• [Instruction] Report only how many lines of the entries below contain the string "изданий".

• [Entries shown]
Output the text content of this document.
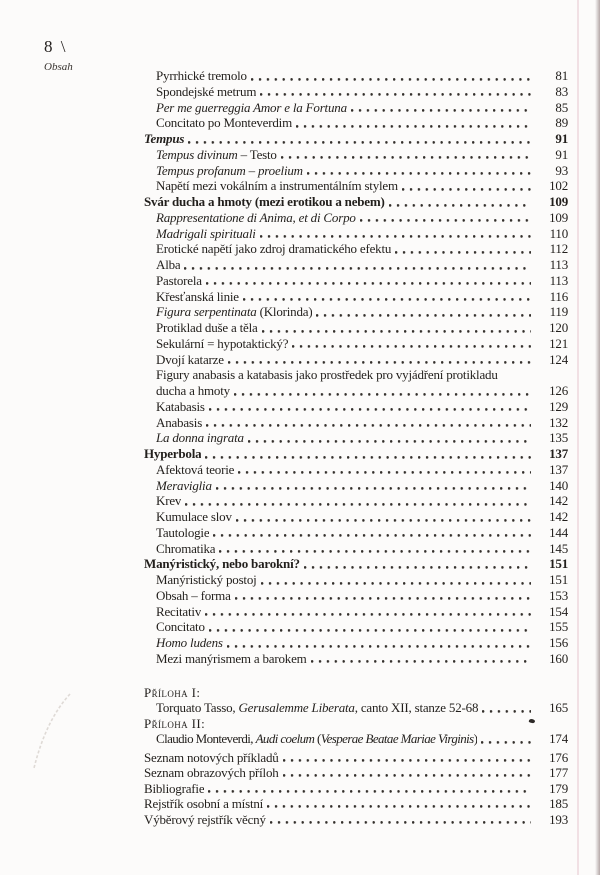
8 \
Obsah
Pyrrhické tremolo	81
Spondejské metrum	83
Per me guerreggia Amor e la Fortuna	85
Concitato po Monteverdim	89
Tempus	91
Tempus divinum – Testo	91
Tempus profanum – proelium	93
Napětí mezi vokálním a instrumentálním stylem	102
Svár ducha a hmoty (mezi erotikou a nebem)	109
Rappresentatione di Anima, et di Corpo	109
Madrigali spirituali	110
Erotické napětí jako zdroj dramatického efektu	112
Alba	113
Pastorela	113
Křesťanská linie	116
Figura serpentinata (Klorinda)	119
Protiklad duše a těla	120
Sekulární = hypotaktický?	121
Dvojí katarze	124
Figury anabasis a katabasis jako prostředek pro vyjádření protikladu
ducha a hmoty	126
Katabasis	129
Anabasis	132
La donna ingrata	135
Hyperbola	137
Afektová teorie	137
Meraviglia	140
Krev	142
Kumulace slov	142
Tautologie	144
Chromatika	145
Manýristický, nebo barokní?	151
Manýristický postoj	151
Obsah – forma	153
Recitativ	154
Concitato	155
Homo ludens	156
Mezi manýrismem a barokem	160
Příloha I:
Torquato Tasso, Gerusalemme Liberata, canto XII, stanze 52-68	165
Příloha II:
Claudio Monteverdi, Audi coelum (Vesperae Beatae Mariae Virginis)	174
Seznam notových příkladů	176
Seznam obrazových příloh	177
Bibliografie	179
Rejstřík osobní a místní	185
Výběrový rejstřík věcný	193
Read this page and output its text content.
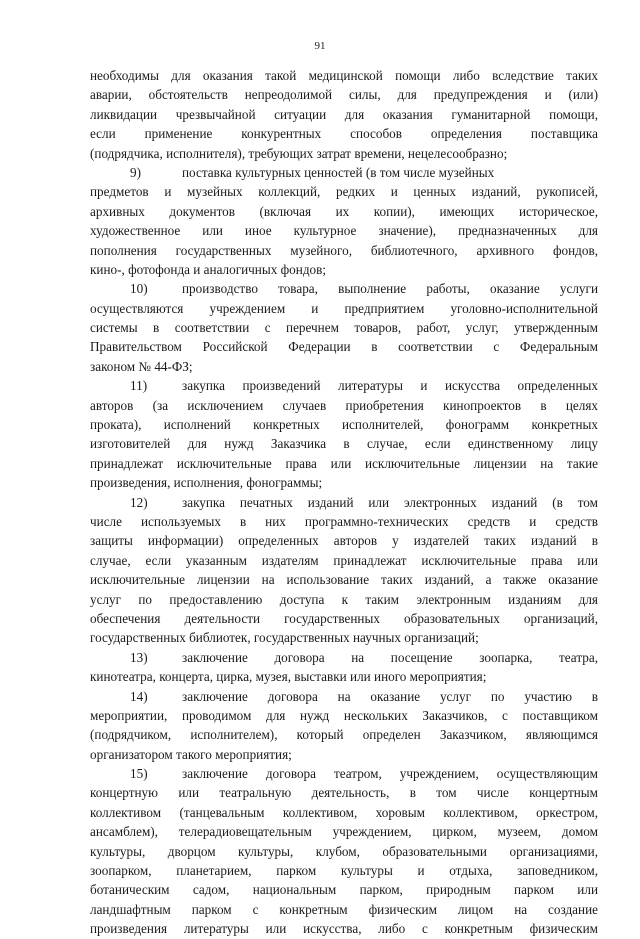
91
необходимы для оказания такой медицинской помощи либо вследствие таких
аварии, обстоятельств непреодолимой силы, для предупреждения и (или)
ликвидации чрезвычайной ситуации для оказания гуманитарной помощи,
если применение конкурентных способов определения поставщика
(подрядчика, исполнителя), требующих затрат времени, нецелесообразно;
9)	поставка культурных ценностей (в том числе музейных
предметов и музейных коллекций, редких и ценных изданий, рукописей,
архивных документов (включая их копии), имеющих историческое,
художественное или иное культурное значение), предназначенных для
пополнения государственных музейного, библиотечного, архивного фондов,
кино-, фотофонда и аналогичных фондов;
10)	производство товара, выполнение работы, оказание услуги
осуществляются учреждением и предприятием уголовно-исполнительной
системы в соответствии с перечнем товаров, работ, услуг, утвержденным
Правительством Российской Федерации в соответствии с Федеральным
законом № 44-ФЗ;
11)	закупка произведений литературы и искусства определенных
авторов (за исключением случаев приобретения кинопроектов в целях
проката), исполнений конкретных исполнителей, фонограмм конкретных
изготовителей для нужд Заказчика в случае, если единственному лицу
принадлежат исключительные права или исключительные лицензии на такие
произведения, исполнения, фонограммы;
12)	закупка печатных изданий или электронных изданий (в том
числе используемых в них программно-технических средств и средств
защиты информации) определенных авторов у издателей таких изданий в
случае, если указанным издателям принадлежат исключительные права или
исключительные лицензии на использование таких изданий, а также оказание
услуг по предоставлению доступа к таким электронным изданиям для
обеспечения деятельности государственных образовательных организаций,
государственных библиотек, государственных научных организаций;
13)	заключение договора на посещение зоопарка, театра,
кинотеатра, концерта, цирка, музея, выставки или иного мероприятия;
14)	заключение договора на оказание услуг по участию в
мероприятии, проводимом для нужд нескольких Заказчиков, с поставщиком
(подрядчиком, исполнителем), который определен Заказчиком, являющимся
организатором такого мероприятия;
15)	заключение договора театром, учреждением, осуществляющим
концертную или театральную деятельность, в том числе концертным
коллективом (танцевальным коллективом, хоровым коллективом, оркестром,
ансамблем), телерадиовещательным учреждением, цирком, музеем, домом
культуры, дворцом культуры, клубом, образовательными организациями,
зоопарком, планетарием, парком культуры и отдыха, заповедником,
ботаническим садом, национальным парком, природным парком или
ландшафтным парком с конкретным физическим лицом на создание
произведения литературы или искусства, либо с конкретным физическим
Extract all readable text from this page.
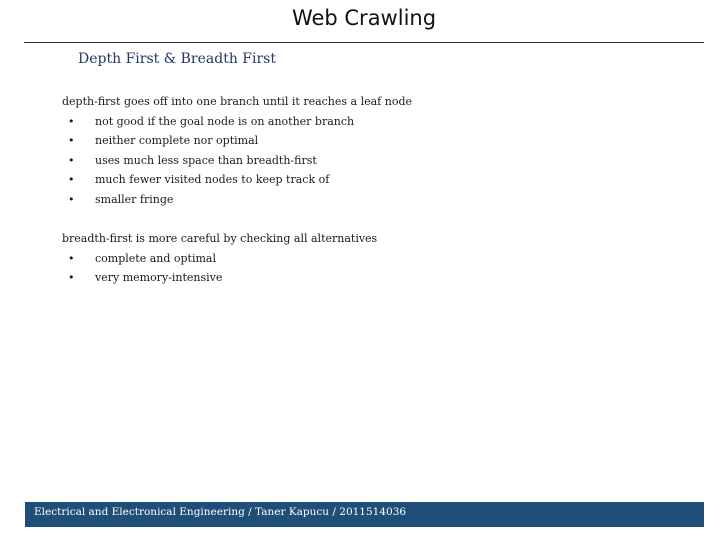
Web Crawling
Depth First & Breadth First

depth-first goes off into one branch until it reaches a leaf node

• not good if the goal node is on another branch
• neither complete nor optimal
• uses much less space than breadth-first
• much fewer visited nodes to keep track of
• smaller fringe

breadth-first is more careful by checking all alternatives

• complete and optimal
• very memory-intensive
Electrical and Electronical Engineering / Taner Kapucu / 2011514036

• [Expected answer] 4